● **Task description**: Your task is to retype each line of the data below exactly.

--- start ---

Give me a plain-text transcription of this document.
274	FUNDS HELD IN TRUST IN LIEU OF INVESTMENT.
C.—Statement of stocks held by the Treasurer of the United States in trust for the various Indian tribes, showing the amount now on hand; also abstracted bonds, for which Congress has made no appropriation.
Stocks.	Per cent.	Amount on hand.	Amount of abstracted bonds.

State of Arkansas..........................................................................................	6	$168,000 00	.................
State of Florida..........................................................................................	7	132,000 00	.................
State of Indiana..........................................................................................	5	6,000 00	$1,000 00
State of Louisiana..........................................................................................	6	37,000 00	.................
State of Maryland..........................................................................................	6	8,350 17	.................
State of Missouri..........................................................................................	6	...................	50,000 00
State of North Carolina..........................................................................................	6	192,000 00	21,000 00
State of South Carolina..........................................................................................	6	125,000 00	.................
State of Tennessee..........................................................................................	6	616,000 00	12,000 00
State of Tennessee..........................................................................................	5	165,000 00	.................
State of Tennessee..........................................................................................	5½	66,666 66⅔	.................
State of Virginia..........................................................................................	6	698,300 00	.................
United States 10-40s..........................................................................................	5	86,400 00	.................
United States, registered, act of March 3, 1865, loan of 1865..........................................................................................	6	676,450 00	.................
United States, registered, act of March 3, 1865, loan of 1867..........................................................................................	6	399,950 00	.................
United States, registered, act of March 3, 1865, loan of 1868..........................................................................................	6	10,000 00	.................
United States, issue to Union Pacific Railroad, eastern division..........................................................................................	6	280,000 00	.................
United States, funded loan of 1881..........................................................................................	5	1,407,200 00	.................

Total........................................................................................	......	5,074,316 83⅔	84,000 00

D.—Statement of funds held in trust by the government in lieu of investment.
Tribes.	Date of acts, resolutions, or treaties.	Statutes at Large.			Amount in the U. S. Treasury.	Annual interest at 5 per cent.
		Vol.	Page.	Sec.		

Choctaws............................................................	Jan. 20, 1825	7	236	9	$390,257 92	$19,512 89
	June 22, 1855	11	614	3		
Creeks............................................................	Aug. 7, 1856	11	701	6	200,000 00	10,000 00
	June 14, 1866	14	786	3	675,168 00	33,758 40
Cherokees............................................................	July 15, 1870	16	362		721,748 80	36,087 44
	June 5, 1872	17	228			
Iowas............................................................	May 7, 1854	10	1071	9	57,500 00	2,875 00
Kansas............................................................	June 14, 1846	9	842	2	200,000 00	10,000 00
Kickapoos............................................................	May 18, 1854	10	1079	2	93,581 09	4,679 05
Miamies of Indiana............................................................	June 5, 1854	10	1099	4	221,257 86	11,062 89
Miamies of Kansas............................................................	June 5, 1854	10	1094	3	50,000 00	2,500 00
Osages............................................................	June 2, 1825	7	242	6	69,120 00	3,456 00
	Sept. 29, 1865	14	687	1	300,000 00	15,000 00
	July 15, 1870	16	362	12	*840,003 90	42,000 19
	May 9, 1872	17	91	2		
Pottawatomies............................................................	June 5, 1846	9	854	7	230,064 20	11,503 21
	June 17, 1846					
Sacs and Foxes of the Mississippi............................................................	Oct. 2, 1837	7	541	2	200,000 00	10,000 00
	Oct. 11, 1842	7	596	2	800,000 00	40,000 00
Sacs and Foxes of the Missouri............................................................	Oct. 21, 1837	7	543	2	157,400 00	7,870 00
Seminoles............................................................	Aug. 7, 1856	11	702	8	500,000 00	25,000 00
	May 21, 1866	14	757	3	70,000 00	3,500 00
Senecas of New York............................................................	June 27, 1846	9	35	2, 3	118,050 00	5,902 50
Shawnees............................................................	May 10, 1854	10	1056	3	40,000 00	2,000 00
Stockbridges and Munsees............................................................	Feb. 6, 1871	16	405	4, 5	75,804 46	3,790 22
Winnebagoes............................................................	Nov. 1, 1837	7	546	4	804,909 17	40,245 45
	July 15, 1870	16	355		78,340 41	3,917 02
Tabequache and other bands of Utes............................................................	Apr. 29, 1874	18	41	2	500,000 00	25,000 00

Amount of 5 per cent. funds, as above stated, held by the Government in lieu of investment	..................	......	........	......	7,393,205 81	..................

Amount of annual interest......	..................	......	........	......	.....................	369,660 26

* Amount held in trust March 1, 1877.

--- end ---

● **Output below**:
Give me a plain-text transcription of this document.
274	FUNDS HELD IN TRUST IN LIEU OF INVESTMENT.
C.—Statement of stocks held by the Treasurer of the United States in trust for the various Indian tribes, showing the amount now on hand; also abstracted bonds, for which Congress has made no appropriation.
Stocks.	Per cent.	Amount on hand.	Amount of abstracted bonds.

State of Arkansas..........................................................................................	6	$168,000 00	.................
State of Florida..........................................................................................	7	132,000 00	.................
State of Indiana..........................................................................................	5	6,000 00	$1,000 00
State of Louisiana..........................................................................................	6	37,000 00	.................
State of Maryland..........................................................................................	6	8,350 17	.................
State of Missouri..........................................................................................	6	...................	50,000 00
State of North Carolina..........................................................................................	6	192,000 00	21,000 00
State of South Carolina..........................................................................................	6	125,000 00	.................
State of Tennessee..........................................................................................	6	616,000 00	12,000 00
State of Tennessee..........................................................................................	5	165,000 00	.................
State of Tennessee..........................................................................................	5½	66,666 66⅔	.................
State of Virginia..........................................................................................	6	698,300 00	.................
United States 10-40s..........................................................................................	5	86,400 00	.................
United States, registered, act of March 3, 1865, loan of 1865..........................................................................................	6	676,450 00	.................
United States, registered, act of March 3, 1865, loan of 1867..........................................................................................	6	399,950 00	.................
United States, registered, act of March 3, 1865, loan of 1868..........................................................................................	6	10,000 00	.................
United States, issue to Union Pacific Railroad, eastern division..........................................................................................	6	280,000 00	.................
United States, funded loan of 1881..........................................................................................	5	1,407,200 00	.................

Total........................................................................................	......	5,074,316 83⅔	84,000 00

D.—Statement of funds held in trust by the government in lieu of investment.
Tribes.	Date of acts, resolutions, or treaties.	Statutes at Large.			Amount in the U. S. Treasury.	Annual interest at 5 per cent.
		Vol.	Page.	Sec.		

Choctaws............................................................	Jan. 20, 1825	7	236	9	$390,257 92	$19,512 89
	June 22, 1855	11	614	3		
Creeks............................................................	Aug. 7, 1856	11	701	6	200,000 00	10,000 00
	June 14, 1866	14	786	3	675,168 00	33,758 40
Cherokees............................................................	July 15, 1870	16	362		721,748 80	36,087 44
	June 5, 1872	17	228			
Iowas............................................................	May 7, 1854	10	1071	9	57,500 00	2,875 00
Kansas............................................................	June 14, 1846	9	842	2	200,000 00	10,000 00
Kickapoos............................................................	May 18, 1854	10	1079	2	93,581 09	4,679 05
Miamies of Indiana............................................................	June 5, 1854	10	1099	4	221,257 86	11,062 89
Miamies of Kansas............................................................	June 5, 1854	10	1094	3	50,000 00	2,500 00
Osages............................................................	June 2, 1825	7	242	6	69,120 00	3,456 00
	Sept. 29, 1865	14	687	1	300,000 00	15,000 00
	July 15, 1870	16	362	12	*840,003 90	42,000 19
	May 9, 1872	17	91	2		
Pottawatomies............................................................	June 5, 1846	9	854	7	230,064 20	11,503 21
	June 17, 1846					
Sacs and Foxes of the Mississippi............................................................	Oct. 2, 1837	7	541	2	200,000 00	10,000 00
	Oct. 11, 1842	7	596	2	800,000 00	40,000 00
Sacs and Foxes of the Missouri............................................................	Oct. 21, 1837	7	543	2	157,400 00	7,870 00
Seminoles............................................................	Aug. 7, 1856	11	702	8	500,000 00	25,000 00
	May 21, 1866	14	757	3	70,000 00	3,500 00
Senecas of New York............................................................	June 27, 1846	9	35	2, 3	118,050 00	5,902 50
Shawnees............................................................	May 10, 1854	10	1056	3	40,000 00	2,000 00
Stockbridges and Munsees............................................................	Feb. 6, 1871	16	405	4, 5	75,804 46	3,790 22
Winnebagoes............................................................	Nov. 1, 1837	7	546	4	804,909 17	40,245 45
	July 15, 1870	16	355		78,340 41	3,917 02
Tabequache and other bands of Utes............................................................	Apr. 29, 1874	18	41	2	500,000 00	25,000 00

Amount of 5 per cent. funds, as above stated, held by the Government in lieu of investment	..................	......	........	......	7,393,205 81	..................

Amount of annual interest......	..................	......	........	......	.....................	369,660 26

* Amount held in trust March 1, 1877.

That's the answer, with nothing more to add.